# start of Given data
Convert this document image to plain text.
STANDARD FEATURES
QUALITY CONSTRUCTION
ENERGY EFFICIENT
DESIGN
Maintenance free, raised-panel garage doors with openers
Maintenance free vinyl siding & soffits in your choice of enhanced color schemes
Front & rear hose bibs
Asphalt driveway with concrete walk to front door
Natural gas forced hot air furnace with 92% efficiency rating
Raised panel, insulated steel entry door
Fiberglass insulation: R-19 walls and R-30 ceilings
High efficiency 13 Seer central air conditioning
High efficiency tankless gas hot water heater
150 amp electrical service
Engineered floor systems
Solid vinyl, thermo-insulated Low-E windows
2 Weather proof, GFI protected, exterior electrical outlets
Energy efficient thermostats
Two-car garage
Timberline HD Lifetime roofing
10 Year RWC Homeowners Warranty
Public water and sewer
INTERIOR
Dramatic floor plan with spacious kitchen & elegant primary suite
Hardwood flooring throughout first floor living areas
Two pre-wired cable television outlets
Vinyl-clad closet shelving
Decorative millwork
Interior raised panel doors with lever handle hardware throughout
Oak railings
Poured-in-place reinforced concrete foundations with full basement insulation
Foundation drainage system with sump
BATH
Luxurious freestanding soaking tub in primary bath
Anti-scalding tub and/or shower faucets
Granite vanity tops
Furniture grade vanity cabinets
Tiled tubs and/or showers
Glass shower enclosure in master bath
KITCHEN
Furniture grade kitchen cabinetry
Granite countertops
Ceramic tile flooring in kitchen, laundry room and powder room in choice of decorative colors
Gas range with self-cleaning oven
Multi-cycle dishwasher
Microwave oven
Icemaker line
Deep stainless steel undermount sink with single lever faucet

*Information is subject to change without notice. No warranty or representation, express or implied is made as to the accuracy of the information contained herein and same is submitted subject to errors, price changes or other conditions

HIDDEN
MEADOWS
# end of Given data
# start of Given data
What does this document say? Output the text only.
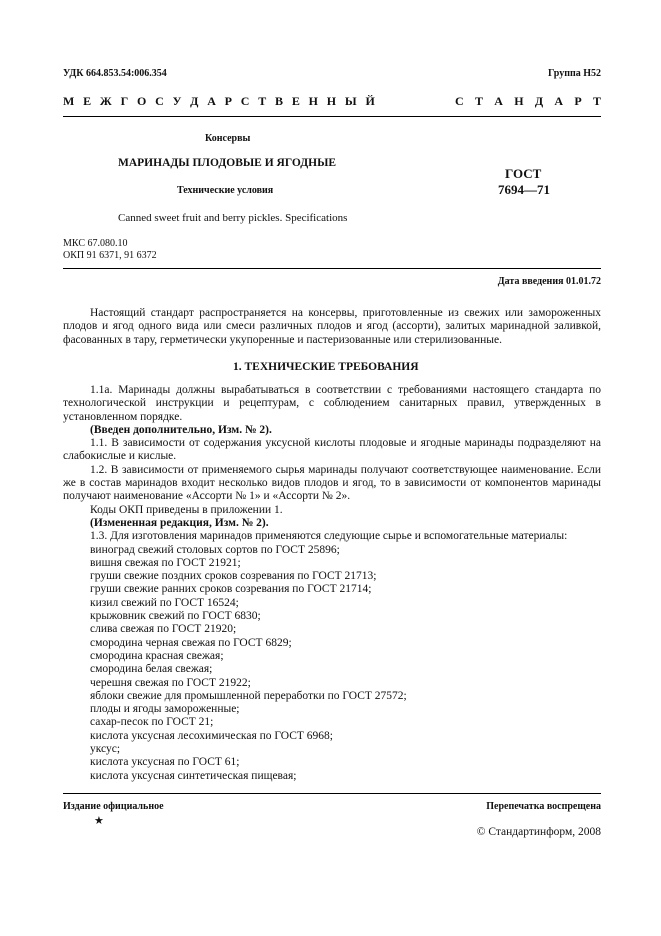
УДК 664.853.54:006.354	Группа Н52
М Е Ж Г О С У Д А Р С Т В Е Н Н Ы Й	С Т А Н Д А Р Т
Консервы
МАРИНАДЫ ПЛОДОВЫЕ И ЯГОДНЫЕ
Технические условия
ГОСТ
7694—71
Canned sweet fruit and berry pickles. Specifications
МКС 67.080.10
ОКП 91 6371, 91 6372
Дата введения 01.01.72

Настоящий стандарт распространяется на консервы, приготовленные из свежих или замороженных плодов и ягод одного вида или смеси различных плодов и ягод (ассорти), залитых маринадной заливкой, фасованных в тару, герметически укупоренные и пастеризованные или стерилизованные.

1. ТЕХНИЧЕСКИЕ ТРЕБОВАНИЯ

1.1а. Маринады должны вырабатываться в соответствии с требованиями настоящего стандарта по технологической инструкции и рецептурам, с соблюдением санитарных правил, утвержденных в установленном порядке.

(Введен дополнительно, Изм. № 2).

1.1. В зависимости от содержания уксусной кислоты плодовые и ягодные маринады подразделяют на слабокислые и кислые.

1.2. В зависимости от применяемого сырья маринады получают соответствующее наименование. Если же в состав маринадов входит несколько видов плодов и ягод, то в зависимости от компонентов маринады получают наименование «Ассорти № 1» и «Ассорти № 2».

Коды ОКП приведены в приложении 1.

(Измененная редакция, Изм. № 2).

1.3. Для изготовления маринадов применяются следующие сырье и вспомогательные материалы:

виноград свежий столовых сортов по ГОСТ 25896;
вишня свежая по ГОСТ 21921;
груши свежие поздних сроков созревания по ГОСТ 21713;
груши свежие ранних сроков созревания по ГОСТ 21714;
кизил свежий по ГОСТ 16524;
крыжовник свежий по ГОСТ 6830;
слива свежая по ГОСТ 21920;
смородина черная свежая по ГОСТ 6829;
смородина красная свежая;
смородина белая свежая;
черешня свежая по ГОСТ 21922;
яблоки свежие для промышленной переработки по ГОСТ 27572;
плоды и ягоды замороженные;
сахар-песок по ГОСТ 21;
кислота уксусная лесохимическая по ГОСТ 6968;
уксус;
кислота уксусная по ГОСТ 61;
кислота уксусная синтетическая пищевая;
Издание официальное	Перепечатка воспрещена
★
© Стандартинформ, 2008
# end of Given data
# start of Given data
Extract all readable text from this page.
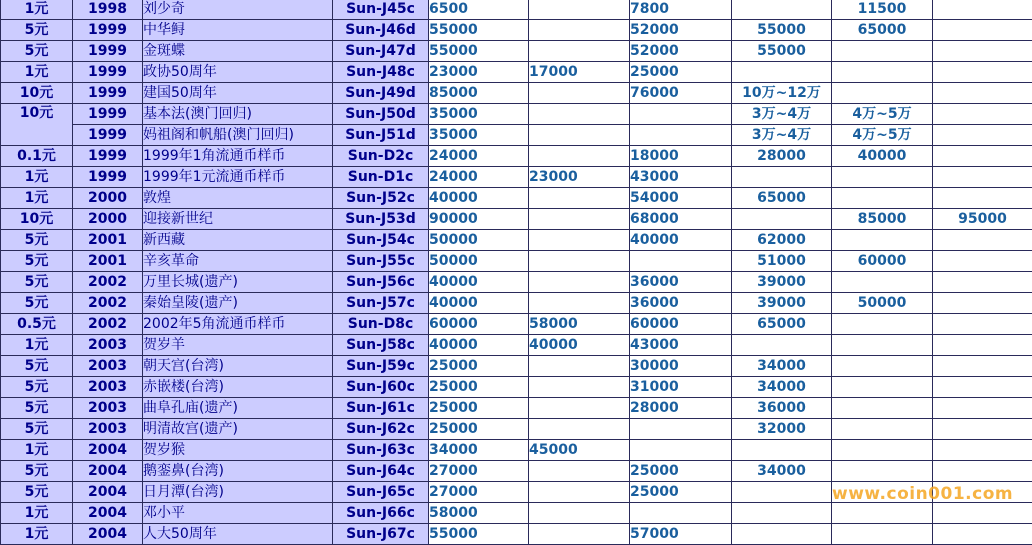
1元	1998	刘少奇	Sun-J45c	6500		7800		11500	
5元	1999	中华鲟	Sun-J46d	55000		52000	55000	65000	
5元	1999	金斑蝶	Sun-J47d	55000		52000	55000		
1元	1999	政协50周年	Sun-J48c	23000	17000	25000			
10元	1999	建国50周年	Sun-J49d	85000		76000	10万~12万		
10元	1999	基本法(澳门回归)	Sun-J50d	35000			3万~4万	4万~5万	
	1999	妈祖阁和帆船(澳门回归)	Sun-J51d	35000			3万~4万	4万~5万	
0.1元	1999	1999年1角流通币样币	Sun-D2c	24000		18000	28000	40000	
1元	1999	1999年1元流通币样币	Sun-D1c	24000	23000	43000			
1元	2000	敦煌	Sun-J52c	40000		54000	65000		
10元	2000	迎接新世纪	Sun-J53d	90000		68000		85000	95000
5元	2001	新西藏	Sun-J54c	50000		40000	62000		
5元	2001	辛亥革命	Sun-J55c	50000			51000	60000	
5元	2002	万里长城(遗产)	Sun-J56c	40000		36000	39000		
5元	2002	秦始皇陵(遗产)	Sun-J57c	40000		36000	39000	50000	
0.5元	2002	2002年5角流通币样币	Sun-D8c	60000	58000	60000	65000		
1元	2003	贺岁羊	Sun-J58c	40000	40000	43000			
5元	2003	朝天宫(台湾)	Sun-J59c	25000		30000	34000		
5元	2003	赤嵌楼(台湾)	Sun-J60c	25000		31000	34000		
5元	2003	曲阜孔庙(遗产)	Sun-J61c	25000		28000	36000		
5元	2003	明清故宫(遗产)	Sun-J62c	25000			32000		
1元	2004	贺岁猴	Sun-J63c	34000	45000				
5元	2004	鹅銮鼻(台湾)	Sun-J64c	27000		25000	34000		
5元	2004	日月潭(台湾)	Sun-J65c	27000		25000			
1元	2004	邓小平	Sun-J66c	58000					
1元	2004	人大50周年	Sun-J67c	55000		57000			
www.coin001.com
# end of Given data
Return all the lines that contain the string "свежий".

виноград свежий столовых сортов по ГОСТ 25896;
кизил свежий по ГОСТ 16524;
крыжовник свежий по ГОСТ 6830;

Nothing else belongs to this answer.